SELECTED EXTRACT |
____

Let’s sit back and take stock on some of the major points that Fed Chairperson Yellen had made in two straight days of testimonies, shall we?
Specifically, let’s take a look at Yellen’s views on the U.S. economy, the possibility of a Brexit, monetary policy, and the U.S. stock market.
Views on the U.S. economy
With regard to GDP, Fed Head Yellen said in her prepared statement that growth has been disappointing since subdued growth abroad and the relatively strong Greenback are weighing down on U.S. exports while the “steep drop in oil prices since mid-2014” has bludgeoned the energy sector, not to mention the “surprisingly weak” levels of business investment.
She then shifted her focus on the expected rebound in Q2 2016, which was already touched upon during the June FOMC statement and presser.
She expounded on it, however, attributing the rebound to consumer spending, which has “picked up smartly in recent months, supported by solid growth in real disposable income and the ongoing effects of the increases in household wealth.”
And when she was asked during the Q&A portion on the chances of a recession this year, she said that the “U.S. economy is doing well,” so the chances for a recession this year are “quite low.”Going back to that bit about the “surprisingly weak” levels of investment, there was an amusing exchange between Representative Andy Barr and Fed Head Yellen during her testimony before the House Financial Services Committee.
Barr said that “maybe the reason why the Fed is surprised and continued to miss on forecasts” is because of “the Federal Reserve’s consistent record of forecasting error from a standpoint of predicting stronger growth than is actually occurring.” Barr is basically saying the Fed is always caught off guard because the Fed tends to be over-optimistic on its forecasts. Before defending the Fed’s forecasts, Yellen first said that: “Well, growth has been disappointing. I’m not sure of the reason.” Hmm. Very Interesting. Is that just a figure of speech or an actual admission? I’ll leave that up to you to decide.
Moving on to the labor market, she expressed disappointment over the May NFP report, but said that “it is important not to overreact to one or two reports,” which is what she also said during the June FOMC presser, as well as her June 6 speech. She added, however, that “there are some tentative signs that wage growth may finally be picking up,” and she stressed that the “recent slowing in employment growth is transitory.”

____

RECORDS PROVIDED |

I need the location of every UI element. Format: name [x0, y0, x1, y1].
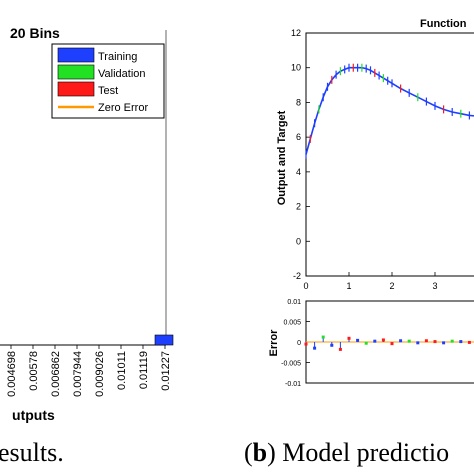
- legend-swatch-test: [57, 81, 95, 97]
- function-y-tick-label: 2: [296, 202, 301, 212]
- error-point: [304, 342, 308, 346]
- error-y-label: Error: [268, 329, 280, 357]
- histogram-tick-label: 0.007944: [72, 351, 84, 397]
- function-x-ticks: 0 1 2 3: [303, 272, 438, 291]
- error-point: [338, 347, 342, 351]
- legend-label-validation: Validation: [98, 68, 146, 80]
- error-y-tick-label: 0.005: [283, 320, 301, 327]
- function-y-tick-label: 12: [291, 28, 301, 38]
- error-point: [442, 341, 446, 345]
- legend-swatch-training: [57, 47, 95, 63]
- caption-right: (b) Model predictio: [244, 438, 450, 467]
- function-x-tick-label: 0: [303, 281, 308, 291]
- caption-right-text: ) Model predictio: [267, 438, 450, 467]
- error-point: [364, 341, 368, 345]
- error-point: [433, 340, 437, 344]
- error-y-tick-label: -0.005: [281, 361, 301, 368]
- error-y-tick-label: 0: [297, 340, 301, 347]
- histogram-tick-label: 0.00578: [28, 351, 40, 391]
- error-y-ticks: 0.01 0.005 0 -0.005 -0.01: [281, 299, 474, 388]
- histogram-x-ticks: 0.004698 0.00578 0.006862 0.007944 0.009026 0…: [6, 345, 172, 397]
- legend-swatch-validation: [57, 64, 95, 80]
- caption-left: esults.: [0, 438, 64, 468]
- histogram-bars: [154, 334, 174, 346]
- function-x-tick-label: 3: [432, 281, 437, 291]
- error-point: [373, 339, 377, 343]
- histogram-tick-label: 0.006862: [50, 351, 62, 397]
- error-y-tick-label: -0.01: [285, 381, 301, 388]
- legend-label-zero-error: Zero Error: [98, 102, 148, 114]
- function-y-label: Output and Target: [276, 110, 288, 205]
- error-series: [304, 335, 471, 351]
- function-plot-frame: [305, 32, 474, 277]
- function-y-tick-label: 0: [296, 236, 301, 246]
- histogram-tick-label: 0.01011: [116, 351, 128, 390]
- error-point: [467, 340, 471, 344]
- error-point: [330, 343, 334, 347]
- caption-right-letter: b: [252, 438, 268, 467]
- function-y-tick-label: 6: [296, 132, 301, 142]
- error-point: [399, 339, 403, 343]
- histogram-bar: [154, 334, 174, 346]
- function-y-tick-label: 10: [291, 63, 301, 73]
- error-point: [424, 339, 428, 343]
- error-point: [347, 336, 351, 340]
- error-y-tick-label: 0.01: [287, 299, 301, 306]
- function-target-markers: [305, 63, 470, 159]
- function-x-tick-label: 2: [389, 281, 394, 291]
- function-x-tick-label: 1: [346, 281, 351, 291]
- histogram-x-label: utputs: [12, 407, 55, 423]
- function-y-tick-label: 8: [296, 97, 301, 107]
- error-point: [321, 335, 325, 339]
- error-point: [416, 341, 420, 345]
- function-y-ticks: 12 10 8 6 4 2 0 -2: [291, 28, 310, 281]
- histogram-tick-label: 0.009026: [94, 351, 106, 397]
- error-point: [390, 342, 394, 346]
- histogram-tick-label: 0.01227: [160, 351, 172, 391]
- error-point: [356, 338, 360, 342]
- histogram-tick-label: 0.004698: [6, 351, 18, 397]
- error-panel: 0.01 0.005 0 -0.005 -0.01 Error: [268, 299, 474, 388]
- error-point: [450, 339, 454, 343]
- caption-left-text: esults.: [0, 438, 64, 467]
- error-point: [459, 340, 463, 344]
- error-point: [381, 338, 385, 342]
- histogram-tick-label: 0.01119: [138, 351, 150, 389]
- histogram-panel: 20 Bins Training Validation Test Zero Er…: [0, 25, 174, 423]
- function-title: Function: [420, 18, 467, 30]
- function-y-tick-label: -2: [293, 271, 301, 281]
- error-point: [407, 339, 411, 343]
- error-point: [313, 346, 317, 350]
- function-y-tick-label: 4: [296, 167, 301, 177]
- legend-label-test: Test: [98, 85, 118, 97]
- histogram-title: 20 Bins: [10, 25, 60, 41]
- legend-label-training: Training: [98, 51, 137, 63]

____

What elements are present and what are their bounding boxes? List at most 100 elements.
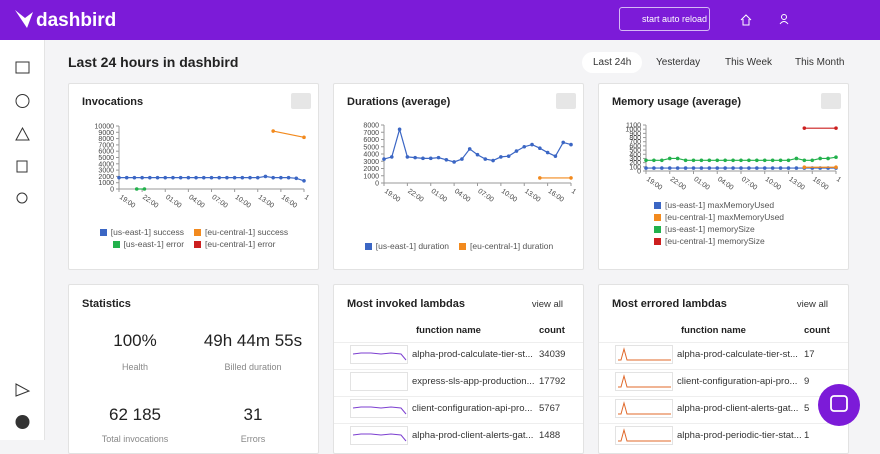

____

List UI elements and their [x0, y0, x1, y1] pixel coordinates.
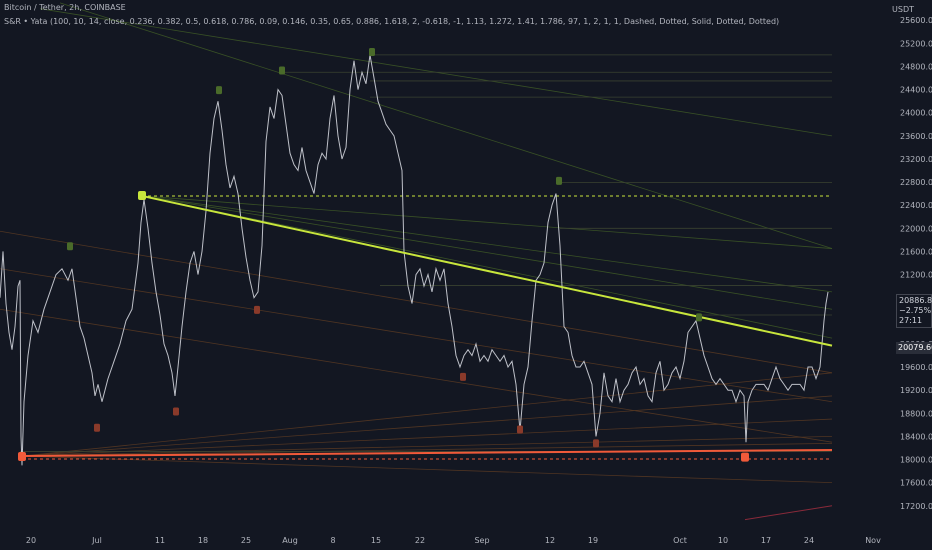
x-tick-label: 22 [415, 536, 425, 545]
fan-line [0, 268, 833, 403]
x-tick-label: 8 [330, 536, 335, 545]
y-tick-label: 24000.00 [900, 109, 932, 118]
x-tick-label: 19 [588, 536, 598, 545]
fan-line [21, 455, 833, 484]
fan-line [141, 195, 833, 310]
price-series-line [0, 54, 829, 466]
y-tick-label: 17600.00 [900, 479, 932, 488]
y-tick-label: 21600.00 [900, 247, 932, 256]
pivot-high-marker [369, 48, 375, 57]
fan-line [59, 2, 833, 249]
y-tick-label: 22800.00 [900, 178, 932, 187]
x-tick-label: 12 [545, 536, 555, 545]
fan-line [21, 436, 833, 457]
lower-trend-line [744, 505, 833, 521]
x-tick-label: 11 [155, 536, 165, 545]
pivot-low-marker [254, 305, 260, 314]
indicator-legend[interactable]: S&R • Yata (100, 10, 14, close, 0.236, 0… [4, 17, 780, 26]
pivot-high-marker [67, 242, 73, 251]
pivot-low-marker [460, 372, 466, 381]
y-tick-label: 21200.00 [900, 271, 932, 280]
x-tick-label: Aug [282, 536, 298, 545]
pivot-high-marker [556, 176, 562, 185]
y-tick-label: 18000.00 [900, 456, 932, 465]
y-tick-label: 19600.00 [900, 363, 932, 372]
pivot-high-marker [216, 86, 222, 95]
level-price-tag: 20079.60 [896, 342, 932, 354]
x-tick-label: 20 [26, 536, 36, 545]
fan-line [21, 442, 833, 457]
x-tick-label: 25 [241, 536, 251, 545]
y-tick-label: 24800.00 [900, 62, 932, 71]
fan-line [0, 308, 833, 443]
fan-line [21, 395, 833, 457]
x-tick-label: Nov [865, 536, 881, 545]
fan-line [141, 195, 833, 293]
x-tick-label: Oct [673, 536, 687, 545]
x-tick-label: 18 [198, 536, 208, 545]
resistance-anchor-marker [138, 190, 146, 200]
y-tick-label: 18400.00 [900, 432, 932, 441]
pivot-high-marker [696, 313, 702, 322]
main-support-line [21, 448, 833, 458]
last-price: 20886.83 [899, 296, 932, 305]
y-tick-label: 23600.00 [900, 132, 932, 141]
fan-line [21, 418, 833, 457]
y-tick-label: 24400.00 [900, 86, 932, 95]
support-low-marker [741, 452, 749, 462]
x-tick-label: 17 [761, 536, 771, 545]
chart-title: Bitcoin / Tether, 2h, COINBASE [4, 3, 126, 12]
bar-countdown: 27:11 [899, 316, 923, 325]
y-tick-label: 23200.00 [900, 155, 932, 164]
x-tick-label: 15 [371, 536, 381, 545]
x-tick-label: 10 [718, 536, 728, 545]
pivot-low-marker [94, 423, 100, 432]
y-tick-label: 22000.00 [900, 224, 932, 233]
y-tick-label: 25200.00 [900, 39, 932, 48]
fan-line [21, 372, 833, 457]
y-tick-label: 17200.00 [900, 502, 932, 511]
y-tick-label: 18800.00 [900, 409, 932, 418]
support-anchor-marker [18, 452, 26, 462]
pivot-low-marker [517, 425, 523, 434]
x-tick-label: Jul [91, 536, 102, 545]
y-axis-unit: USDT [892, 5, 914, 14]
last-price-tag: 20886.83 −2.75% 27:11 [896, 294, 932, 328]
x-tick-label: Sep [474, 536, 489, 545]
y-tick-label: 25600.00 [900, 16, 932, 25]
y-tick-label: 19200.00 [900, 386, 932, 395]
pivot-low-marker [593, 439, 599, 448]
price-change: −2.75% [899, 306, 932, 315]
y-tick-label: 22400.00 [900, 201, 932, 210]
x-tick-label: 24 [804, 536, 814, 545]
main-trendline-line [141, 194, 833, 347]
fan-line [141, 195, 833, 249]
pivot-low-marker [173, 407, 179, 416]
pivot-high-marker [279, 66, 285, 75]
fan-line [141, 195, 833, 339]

____

DIRECTION |
Reproduce the whole commentary on Yellen's testimony word for word. The data has no connection to the commentary on Janet Yellen's testimony.

EXERCISE OUTPUT |
Let’s sit back and take stock on some of the major points that Fed Chairperson Yellen had made in two straight days of testimonies, shall we?
Specifically, let’s take a look at Yellen’s views on the U.S. economy, the possibility of a Brexit, monetary policy, and the U.S. stock market.
Views on the U.S. economy
With regard to GDP, Fed Head Yellen said in her prepared statement that growth has been disappointing since subdued growth abroad and the relatively strong Greenback are weighing down on U.S. exports while the “steep drop in oil prices since mid-2014” has bludgeoned the energy sector, not to mention the “surprisingly weak” levels of business investment.
She then shifted her focus on the expected rebound in Q2 2016, which was already touched upon during the June FOMC statement and presser.
She expounded on it, however, attributing the rebound to consumer spending, which has “picked up smartly in recent months, supported by solid growth in real disposable income and the ongoing effects of the increases in household wealth.”
And when she was asked during the Q&A portion on the chances of a recession this year, she said that the “U.S. economy is doing well,” so the chances for a recession this year are “quite low.”Going back to that bit about the “surprisingly weak” levels of investment, there was an amusing exchange between Representative Andy Barr and Fed Head Yellen during her testimony before the House Financial Services Committee.
Barr said that “maybe the reason why the Fed is surprised and continued to miss on forecasts” is because of “the Federal Reserve’s consistent record of forecasting error from a standpoint of predicting stronger growth than is actually occurring.” Barr is basically saying the Fed is always caught off guard because the Fed tends to be over-optimistic on its forecasts. Before defending the Fed’s forecasts, Yellen first said that: “Well, growth has been disappointing. I’m not sure of the reason.” Hmm. Very Interesting. Is that just a figure of speech or an actual admission? I’ll leave that up to you to decide.
Moving on to the labor market, she expressed disappointment over the May NFP report, but said that “it is important not to overreact to one or two reports,” which is what she also said during the June FOMC presser, as well as her June 6 speech. She added, however, that “there are some tentative signs that wage growth may finally be picking up,” and she stressed that the “recent slowing in employment growth is transitory.”